> **PROVIDED TEXT**:
Decision to close jail unanimous

Other board members hold an assortment of community-service expertise and include Maricopa County NAACP President Dr. Ann Hart, Arizona public-health expert Will Humble, and Lydia Guzman, a civil-rights activist for Latinos and longstanding critic of Arpaio.

The decision to close Tent City was unanimous among the board members.

Tuesday’s recommendation is the most significant departure from Arpaio-era policies since mid-February, when Penzone announced he would no longer honor “courtesy” immigration holds for the federal government in his jails.

Arpaio, who became a national celebrity for his hard-line policing strategies against illegal immigration, endured multimillion-dollar court battles to preserve this image. An ongoing racial-profiling lawsuit has now cost the county nearly $56 million.

Penzone framed himself as the anti-Arpaio on the campaign trail. He promised to move away from politically based decisions in favor of public safety and fiscal responsibility.

Tent City Jail was erected in 1993, where a 7-acre compound in south Phoenix was stocked with military-surplus tents rather than brick and mortar. The facility only houses sentenced inmates — largely DUI offenders — rather than those held before trial.

The facility has drawn the ire of civil-rights activists for years. The open-air facility subjects inmates to all of the elements of the Phoenix desert, including the summer’s blistering 110-plus-degree temperatures.

Arpaio said he respects Penzone’s decision

When reached for comment after the press conference, former Sheriff Joe Arpaio said he would respect Penzone’s decision.

“That’s his call, OK? Not mine. I’m not going to second-guess him,” he said. “If I was still the sheriff, those tents would never be gone.”

Arpaio said Tent City was a “great program” when he started it 24 years ago and claimed that it saved “millions and millions of dollars.”

“George Soros got his wish,” Arpaio said, referring to the liberal billionaire who funded anti-Arpaio ads during the 2016 campaign. “When he pumped about $5 million against me to get me out of office, he wanted to close Tent City. So I guess he got his wish.”

The timing of Penzone’s announcement coincides with a rally to close Tent City that immigrant-rights groups and labor organizers held outside of Tent City late Tuesday afternoon.

Close to 50 demonstrators showed up at the rally, applauding Penzone’s move and urging him to continue making reforms at the county jails.

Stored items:
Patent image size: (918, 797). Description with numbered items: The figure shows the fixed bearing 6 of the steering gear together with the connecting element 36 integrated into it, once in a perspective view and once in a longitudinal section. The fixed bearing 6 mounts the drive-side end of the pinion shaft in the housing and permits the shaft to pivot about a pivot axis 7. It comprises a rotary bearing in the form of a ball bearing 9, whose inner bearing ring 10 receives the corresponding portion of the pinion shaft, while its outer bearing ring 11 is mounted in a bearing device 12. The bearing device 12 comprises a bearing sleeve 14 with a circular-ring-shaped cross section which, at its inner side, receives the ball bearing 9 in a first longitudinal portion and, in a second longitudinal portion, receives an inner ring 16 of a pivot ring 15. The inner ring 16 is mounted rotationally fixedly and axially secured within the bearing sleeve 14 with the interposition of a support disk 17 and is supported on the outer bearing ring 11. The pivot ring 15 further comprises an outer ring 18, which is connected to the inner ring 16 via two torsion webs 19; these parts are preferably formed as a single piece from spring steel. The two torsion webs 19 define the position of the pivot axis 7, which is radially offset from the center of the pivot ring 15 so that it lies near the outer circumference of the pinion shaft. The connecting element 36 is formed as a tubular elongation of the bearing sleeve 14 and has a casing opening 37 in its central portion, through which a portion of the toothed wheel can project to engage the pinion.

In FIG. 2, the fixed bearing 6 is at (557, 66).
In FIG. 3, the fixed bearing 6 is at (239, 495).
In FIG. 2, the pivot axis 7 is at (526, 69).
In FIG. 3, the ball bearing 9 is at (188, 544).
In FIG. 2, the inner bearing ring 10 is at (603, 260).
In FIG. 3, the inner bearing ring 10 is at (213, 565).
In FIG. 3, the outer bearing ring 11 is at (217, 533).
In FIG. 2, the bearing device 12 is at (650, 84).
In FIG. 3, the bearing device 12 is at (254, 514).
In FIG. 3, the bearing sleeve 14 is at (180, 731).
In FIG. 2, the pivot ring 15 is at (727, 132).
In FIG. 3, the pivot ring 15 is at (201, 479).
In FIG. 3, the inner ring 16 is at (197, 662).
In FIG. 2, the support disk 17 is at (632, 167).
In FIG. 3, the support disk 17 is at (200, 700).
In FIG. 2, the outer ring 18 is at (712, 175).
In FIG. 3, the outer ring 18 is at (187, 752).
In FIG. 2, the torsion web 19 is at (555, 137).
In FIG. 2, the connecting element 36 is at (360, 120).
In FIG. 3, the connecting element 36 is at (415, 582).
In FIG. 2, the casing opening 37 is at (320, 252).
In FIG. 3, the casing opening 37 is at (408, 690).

> **PARTS OF THE EXERCISE**:
1. According to the Tent City article, in what year was Tent City Jail erected?
2. Summarize the Tent City article in two sentences.
3. Please carry the Tent City article forward from its final sentence.

> **ANSWERS FOR THIS EXERCISE**:
1. 1993

2. Board members unanimously decided to close Tent City, a tent jail erected in 1993 in south Phoenix that has long drawn the ire of civil-rights activists for exposing inmates to the desert elements, and the move marks Penzone's most significant departure from Arpaio-era policies since mid-February. Former Sheriff Joe Arpaio said he would respect the decision but called Tent City a "great program" and said George Soros "got his wish."

3.
“We’re really looking forward to seeing this first step and looking forward to seeing him take many more steps,’’ said Maria Castro, an organizer with Phoenix-based PuenteHuman RightsMovement, which works with migrant communities in Arizona.

“This is a community victory. This is something we’ve been working hard for for many years.’’

She called on Penzone to provide adequate meals and needed supplies to inmates, in particular women who are incarcerated at the jails and to remove U.S. Immigration and Customs Enforcement agents who screen detainees during the booking process in the Fourth Avenue Jail.

The Tuesday afternoon rally was part of a national demonstration calling for “racial and economic justice” on the anniversary of the Rev. Martin Luther King Jr.’s assassination, according to Abril Gallardo, organizer for Living United for Change Arizona.

Elva “Paty” Bernal, a 53-year-old Phoenix resident, was held last year for several hours at the Tent City Jail and later transferred to federal immigration officials after she pleaded guilty to a misdemeanor DUI conviction from December 2015, she said in an interview with The Arizona Republic.

Bernal said the jail was “inhumane” and she’s glad it will be shutting down.

“The food is expired, the water isn’t drinkable … It was an experience that I wouldn’t wish upon anybody,” Bernal said. “I’m very happy because we are fighting for the well-being of our community, there won’t be any other people who’ll go through what I experienced. We’ll keep raising our voices to get immigration out of jails in Arizona.”

Bernal has lived in the U.S. without immigration status for more than 30 years after crossing the border illegally, and her six children were all born in the U.S.